# start of Records to use
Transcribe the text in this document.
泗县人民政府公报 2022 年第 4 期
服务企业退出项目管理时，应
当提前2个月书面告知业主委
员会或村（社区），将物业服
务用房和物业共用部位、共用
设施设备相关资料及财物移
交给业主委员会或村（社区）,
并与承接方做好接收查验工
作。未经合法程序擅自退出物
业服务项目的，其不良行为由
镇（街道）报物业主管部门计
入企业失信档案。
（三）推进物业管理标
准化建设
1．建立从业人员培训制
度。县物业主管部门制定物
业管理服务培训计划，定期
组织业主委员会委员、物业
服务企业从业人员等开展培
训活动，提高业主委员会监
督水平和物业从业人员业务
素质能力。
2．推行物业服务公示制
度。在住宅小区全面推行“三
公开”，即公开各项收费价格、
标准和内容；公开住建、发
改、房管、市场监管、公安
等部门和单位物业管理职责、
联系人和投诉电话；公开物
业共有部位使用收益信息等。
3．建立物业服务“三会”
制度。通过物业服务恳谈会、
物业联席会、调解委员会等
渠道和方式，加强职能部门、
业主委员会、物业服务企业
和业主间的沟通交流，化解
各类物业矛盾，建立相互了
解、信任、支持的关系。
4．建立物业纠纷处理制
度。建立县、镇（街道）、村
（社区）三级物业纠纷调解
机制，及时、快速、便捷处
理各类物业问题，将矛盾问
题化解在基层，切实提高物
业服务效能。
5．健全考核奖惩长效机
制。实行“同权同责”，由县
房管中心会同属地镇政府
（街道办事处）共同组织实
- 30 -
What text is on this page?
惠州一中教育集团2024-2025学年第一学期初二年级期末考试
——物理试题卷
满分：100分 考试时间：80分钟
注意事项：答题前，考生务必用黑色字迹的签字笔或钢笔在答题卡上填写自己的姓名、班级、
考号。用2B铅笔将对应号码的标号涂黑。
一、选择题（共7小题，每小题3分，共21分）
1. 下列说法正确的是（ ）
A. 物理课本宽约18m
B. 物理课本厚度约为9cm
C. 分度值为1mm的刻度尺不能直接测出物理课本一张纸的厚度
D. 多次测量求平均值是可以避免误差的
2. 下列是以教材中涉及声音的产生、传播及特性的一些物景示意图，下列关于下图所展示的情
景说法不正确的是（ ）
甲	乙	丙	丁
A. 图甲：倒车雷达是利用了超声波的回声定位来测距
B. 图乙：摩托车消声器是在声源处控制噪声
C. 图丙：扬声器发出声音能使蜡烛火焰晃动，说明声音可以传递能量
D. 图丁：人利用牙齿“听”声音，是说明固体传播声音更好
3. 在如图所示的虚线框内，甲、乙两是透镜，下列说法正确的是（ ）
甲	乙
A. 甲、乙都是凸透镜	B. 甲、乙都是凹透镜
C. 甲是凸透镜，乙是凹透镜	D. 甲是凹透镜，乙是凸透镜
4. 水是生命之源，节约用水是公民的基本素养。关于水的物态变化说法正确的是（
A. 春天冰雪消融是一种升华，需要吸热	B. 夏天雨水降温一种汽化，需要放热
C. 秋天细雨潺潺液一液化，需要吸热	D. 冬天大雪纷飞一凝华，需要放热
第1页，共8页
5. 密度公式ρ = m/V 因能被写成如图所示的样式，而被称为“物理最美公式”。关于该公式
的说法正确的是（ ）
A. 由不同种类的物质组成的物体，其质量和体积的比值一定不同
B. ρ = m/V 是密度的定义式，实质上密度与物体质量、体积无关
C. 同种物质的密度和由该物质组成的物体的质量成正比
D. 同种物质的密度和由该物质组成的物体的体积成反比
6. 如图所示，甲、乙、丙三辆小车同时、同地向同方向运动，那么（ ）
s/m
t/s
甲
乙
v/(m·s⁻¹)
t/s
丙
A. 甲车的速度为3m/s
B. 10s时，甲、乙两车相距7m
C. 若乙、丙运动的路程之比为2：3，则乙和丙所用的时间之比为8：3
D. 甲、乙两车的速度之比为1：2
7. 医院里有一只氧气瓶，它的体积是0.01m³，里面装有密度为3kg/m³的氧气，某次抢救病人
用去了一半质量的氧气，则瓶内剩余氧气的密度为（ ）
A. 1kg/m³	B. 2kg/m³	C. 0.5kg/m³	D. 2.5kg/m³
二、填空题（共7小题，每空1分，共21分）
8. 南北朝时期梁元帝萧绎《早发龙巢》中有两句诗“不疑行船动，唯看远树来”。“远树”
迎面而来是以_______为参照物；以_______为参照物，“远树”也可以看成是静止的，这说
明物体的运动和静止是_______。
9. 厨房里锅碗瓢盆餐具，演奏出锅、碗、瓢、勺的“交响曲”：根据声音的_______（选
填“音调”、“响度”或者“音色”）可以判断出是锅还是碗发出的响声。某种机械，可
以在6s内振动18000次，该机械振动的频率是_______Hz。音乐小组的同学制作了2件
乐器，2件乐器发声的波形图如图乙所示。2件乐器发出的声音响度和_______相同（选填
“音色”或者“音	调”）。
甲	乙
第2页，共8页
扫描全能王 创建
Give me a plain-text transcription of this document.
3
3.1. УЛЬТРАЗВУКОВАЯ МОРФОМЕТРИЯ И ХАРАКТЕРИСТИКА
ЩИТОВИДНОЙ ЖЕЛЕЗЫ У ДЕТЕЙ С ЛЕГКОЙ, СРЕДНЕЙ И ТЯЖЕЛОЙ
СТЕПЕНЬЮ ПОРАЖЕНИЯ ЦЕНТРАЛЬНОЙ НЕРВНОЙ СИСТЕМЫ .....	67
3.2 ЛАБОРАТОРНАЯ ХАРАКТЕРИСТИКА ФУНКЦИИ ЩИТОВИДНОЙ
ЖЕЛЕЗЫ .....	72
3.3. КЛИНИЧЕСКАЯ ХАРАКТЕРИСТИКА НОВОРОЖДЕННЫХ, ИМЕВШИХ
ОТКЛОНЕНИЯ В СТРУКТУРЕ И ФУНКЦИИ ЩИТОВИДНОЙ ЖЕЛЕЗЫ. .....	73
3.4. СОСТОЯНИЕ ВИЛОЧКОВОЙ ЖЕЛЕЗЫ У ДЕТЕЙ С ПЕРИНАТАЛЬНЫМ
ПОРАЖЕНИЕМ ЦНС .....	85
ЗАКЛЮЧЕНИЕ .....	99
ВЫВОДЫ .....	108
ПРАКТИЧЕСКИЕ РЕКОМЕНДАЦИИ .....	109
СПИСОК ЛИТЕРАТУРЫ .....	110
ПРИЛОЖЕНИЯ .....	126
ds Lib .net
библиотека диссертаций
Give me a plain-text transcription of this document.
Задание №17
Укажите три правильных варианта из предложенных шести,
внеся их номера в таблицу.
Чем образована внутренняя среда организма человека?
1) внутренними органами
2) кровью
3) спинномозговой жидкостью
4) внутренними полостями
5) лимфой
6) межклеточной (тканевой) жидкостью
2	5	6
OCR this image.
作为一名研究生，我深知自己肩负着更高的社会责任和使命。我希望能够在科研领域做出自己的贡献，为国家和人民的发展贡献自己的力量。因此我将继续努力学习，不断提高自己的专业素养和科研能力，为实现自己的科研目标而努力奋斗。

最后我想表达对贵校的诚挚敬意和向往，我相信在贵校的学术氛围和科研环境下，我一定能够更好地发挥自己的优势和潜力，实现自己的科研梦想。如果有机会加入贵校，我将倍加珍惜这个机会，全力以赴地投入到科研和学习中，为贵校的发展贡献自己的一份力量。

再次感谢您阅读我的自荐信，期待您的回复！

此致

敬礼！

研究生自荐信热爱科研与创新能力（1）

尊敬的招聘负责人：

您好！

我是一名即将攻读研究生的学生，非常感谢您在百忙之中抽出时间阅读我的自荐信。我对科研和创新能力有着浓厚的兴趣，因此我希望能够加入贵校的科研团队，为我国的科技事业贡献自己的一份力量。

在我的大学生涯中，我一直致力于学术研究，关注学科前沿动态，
# end of Records to use
> [Task directions]:
Using the listing above, pick out each line that contains the word "ЩИТОВИДНОЙ", then copy it.

> [Written response]:
ЩИТОВИДНОЙ ЖЕЛЕЗЫ У ДЕТЕЙ С ЛЕГКОЙ, СРЕДНЕЙ И ТЯЖЕЛОЙ
3.2 ЛАБОРАТОРНАЯ ХАРАКТЕРИСТИКА ФУНКЦИИ ЩИТОВИДНОЙ
ОТКЛОНЕНИЯ В СТРУКТУРЕ И ФУНКЦИИ ЩИТОВИДНОЙ ЖЕЛЕЗЫ. .....	73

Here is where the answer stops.